Please copy the data below word for word, starting at its first line and ending at the line that contains "pinterest-icon[interactable] bbox=[641, 372, 647, 378]", with both of those lines included.

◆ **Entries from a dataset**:
- - - - - - -
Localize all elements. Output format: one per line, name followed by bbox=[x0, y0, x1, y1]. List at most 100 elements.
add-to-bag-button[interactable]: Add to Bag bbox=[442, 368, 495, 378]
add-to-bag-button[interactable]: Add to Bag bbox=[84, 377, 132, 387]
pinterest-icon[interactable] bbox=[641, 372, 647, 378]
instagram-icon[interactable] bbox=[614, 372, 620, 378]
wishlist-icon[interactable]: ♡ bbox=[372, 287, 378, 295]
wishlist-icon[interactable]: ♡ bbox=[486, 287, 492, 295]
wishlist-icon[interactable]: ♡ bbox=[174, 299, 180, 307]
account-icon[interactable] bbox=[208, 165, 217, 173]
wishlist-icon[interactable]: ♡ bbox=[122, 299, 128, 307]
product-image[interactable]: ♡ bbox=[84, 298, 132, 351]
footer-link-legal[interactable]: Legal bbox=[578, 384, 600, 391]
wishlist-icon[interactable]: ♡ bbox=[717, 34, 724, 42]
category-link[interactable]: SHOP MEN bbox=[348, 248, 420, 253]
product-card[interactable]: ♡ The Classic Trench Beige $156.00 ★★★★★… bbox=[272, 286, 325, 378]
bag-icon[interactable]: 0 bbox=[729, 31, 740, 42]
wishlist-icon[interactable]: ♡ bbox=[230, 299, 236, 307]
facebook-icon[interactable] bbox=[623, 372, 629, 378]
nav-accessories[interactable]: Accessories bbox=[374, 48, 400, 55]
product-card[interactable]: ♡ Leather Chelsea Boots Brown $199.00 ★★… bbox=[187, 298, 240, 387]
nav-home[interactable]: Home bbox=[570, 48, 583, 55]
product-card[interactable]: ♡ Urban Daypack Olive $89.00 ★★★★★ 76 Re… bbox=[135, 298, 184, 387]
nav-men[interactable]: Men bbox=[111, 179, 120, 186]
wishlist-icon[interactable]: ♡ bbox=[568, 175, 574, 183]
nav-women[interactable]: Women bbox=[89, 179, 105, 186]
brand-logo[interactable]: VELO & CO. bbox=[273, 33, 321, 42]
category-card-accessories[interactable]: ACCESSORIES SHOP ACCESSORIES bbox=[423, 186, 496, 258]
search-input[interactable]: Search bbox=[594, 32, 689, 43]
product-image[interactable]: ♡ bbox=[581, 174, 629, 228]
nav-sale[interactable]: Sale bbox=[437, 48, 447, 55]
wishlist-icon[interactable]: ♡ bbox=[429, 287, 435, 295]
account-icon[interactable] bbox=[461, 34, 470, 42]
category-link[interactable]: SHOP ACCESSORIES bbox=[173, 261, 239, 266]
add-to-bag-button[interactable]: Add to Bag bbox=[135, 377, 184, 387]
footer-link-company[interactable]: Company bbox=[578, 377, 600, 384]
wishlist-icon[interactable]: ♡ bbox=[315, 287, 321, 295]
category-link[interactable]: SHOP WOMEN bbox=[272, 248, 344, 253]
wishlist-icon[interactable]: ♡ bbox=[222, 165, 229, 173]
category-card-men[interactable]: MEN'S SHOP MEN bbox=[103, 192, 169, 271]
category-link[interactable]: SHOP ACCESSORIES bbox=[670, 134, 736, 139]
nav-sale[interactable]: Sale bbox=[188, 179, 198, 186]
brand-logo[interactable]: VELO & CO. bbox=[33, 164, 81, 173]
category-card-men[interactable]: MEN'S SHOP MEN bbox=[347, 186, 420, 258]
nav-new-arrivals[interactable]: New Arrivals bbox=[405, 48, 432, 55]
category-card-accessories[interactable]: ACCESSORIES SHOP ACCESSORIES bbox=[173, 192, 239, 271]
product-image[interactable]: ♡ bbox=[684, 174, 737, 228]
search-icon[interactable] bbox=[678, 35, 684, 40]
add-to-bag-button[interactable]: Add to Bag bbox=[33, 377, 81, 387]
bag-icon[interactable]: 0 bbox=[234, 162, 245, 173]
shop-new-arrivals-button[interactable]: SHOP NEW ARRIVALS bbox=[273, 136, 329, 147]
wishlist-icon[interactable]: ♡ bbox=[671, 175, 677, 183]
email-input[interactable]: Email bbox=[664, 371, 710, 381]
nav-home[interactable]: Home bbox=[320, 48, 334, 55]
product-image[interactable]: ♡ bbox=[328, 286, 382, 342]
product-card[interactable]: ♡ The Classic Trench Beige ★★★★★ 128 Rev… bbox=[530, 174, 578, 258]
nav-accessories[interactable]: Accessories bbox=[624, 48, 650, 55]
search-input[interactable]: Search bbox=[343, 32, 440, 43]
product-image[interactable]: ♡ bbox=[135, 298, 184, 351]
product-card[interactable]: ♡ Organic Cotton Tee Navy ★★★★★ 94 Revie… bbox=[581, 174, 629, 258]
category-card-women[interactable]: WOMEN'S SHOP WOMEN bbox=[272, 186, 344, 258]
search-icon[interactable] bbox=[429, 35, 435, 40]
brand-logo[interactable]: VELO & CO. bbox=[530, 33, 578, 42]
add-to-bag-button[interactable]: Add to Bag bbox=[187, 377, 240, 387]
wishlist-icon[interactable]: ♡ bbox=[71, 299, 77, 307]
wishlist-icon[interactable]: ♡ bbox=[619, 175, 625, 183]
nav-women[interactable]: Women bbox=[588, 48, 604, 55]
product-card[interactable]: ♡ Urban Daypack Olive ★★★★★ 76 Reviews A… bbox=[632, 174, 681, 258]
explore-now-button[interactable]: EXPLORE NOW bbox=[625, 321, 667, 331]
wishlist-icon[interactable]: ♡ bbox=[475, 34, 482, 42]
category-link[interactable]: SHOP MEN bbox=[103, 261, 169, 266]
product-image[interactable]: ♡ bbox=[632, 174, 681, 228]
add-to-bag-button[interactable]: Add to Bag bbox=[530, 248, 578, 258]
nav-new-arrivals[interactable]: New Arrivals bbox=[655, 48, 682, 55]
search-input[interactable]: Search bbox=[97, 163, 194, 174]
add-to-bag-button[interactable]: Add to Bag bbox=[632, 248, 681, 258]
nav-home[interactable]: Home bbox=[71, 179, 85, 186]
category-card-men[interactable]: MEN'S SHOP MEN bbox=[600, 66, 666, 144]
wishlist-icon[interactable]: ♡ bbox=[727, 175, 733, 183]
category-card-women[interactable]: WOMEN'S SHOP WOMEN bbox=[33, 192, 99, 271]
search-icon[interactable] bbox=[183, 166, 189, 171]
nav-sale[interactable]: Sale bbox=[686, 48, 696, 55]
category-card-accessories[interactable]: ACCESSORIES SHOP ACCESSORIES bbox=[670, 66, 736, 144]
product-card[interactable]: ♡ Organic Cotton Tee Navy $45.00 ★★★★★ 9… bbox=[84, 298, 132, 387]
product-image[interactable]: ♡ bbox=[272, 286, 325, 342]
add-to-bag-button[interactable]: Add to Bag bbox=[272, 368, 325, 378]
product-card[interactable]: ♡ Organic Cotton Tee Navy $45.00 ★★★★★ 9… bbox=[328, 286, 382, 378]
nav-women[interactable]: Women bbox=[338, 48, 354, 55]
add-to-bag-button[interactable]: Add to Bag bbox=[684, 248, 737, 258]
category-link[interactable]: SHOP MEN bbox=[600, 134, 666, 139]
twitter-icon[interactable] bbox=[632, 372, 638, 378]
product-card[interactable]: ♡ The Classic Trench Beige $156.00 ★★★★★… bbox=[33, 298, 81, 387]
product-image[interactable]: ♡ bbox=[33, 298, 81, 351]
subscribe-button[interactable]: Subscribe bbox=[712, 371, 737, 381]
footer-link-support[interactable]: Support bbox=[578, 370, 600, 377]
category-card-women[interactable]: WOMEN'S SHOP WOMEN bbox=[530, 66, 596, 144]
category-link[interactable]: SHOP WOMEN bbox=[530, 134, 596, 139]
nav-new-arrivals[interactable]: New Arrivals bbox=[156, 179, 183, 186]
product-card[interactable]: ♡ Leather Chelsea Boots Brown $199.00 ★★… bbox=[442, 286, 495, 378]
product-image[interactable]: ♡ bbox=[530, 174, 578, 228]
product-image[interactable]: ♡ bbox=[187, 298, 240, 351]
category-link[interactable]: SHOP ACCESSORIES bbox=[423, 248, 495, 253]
- - - - - - -
◆ **ANSWER TO THIS EXERCISE**:
Localize all elements. Output format: one per line, name followed by bbox=[x0, y0, x1, y1]. List at most 100 elements.
add-to-bag-button[interactable]: Add to Bag bbox=[442, 368, 495, 378]
add-to-bag-button[interactable]: Add to Bag bbox=[84, 377, 132, 387]
pinterest-icon[interactable] bbox=[641, 372, 647, 378]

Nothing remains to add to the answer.